═══ DATA ═══

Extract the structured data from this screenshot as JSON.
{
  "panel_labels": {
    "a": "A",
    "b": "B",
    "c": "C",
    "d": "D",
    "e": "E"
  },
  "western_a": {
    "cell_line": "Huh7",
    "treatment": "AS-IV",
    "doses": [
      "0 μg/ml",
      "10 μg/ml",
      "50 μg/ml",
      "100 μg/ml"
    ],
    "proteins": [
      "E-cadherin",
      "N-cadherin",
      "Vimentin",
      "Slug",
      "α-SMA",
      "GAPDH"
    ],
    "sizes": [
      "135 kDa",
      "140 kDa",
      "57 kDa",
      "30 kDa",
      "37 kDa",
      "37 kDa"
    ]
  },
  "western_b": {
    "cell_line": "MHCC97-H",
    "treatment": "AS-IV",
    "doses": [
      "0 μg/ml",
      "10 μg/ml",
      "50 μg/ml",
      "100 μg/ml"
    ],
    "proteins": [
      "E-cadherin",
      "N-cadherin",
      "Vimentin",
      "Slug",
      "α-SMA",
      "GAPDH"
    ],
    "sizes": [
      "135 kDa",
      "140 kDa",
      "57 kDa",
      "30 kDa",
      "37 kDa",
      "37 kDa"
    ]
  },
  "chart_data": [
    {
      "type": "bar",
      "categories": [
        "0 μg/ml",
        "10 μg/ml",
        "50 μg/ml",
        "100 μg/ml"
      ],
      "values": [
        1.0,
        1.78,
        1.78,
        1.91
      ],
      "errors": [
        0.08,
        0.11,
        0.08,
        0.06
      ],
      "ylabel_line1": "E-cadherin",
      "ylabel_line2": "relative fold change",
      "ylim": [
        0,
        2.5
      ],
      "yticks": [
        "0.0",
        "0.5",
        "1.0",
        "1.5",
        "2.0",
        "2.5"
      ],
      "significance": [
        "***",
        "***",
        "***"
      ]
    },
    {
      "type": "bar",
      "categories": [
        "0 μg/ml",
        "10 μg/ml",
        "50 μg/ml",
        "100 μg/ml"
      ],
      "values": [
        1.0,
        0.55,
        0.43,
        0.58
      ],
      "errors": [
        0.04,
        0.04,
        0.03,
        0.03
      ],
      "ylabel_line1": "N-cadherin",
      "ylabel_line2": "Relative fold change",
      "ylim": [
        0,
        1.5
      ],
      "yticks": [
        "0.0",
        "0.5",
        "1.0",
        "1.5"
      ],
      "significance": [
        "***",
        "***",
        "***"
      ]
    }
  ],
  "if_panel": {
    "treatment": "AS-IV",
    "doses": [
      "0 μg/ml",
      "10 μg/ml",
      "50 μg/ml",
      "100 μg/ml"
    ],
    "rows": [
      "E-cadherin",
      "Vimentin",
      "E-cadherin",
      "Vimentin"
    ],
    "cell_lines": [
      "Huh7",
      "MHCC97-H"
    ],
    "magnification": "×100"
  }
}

═══

• REQUIRED ACTION
Retype all of the listing exactly, leaving out no line.

• WRITTEN RESPONSE
Extract the structured data from this screenshot as JSON.
{
  "panel_labels": {
    "a": "A",
    "b": "B",
    "c": "C",
    "d": "D",
    "e": "E"
  },
  "western_a": {
    "cell_line": "Huh7",
    "treatment": "AS-IV",
    "doses": [
      "0 μg/ml",
      "10 μg/ml",
      "50 μg/ml",
      "100 μg/ml"
    ],
    "proteins": [
      "E-cadherin",
      "N-cadherin",
      "Vimentin",
      "Slug",
      "α-SMA",
      "GAPDH"
    ],
    "sizes": [
      "135 kDa",
      "140 kDa",
      "57 kDa",
      "30 kDa",
      "37 kDa",
      "37 kDa"
    ]
  },
  "western_b": {
    "cell_line": "MHCC97-H",
    "treatment": "AS-IV",
    "doses": [
      "0 μg/ml",
      "10 μg/ml",
      "50 μg/ml",
      "100 μg/ml"
    ],
    "proteins": [
      "E-cadherin",
      "N-cadherin",
      "Vimentin",
      "Slug",
      "α-SMA",
      "GAPDH"
    ],
    "sizes": [
      "135 kDa",
      "140 kDa",
      "57 kDa",
      "30 kDa",
      "37 kDa",
      "37 kDa"
    ]
  },
  "chart_data": [
    {
      "type": "bar",
      "categories": [
        "0 μg/ml",
        "10 μg/ml",
        "50 μg/ml",
        "100 μg/ml"
      ],
      "values": [
        1.0,
        1.78,
        1.78,
        1.91
      ],
      "errors": [
        0.08,
        0.11,
        0.08,
        0.06
      ],
      "ylabel_line1": "E-cadherin",
      "ylabel_line2": "relative fold change",
      "ylim": [
        0,
        2.5
      ],
      "yticks": [
        "0.0",
        "0.5",
        "1.0",
        "1.5",
        "2.0",
        "2.5"
      ],
      "significance": [
        "***",
        "***",
        "***"
      ]
    },
    {
      "type": "bar",
      "categories": [
        "0 μg/ml",
        "10 μg/ml",
        "50 μg/ml",
        "100 μg/ml"
      ],
      "values": [
        1.0,
        0.55,
        0.43,
        0.58
      ],
      "errors": [
        0.04,
        0.04,
        0.03,
        0.03
      ],
      "ylabel_line1": "N-cadherin",
      "ylabel_line2": "Relative fold change",
      "ylim": [
        0,
        1.5
      ],
      "yticks": [
        "0.0",
        "0.5",
        "1.0",
        "1.5"
      ],
      "significance": [
        "***",
        "***",
        "***"
      ]
    }
  ],
  "if_panel": {
    "treatment": "AS-IV",
    "doses": [
      "0 μg/ml",
      "10 μg/ml",
      "50 μg/ml",
      "100 μg/ml"
    ],
    "rows": [
      "E-cadherin",
      "Vimentin",
      "E-cadherin",
      "Vimentin"
    ],
    "cell_lines": [
      "Huh7",
      "MHCC97-H"
    ],
    "magnification": "×100"
  }
}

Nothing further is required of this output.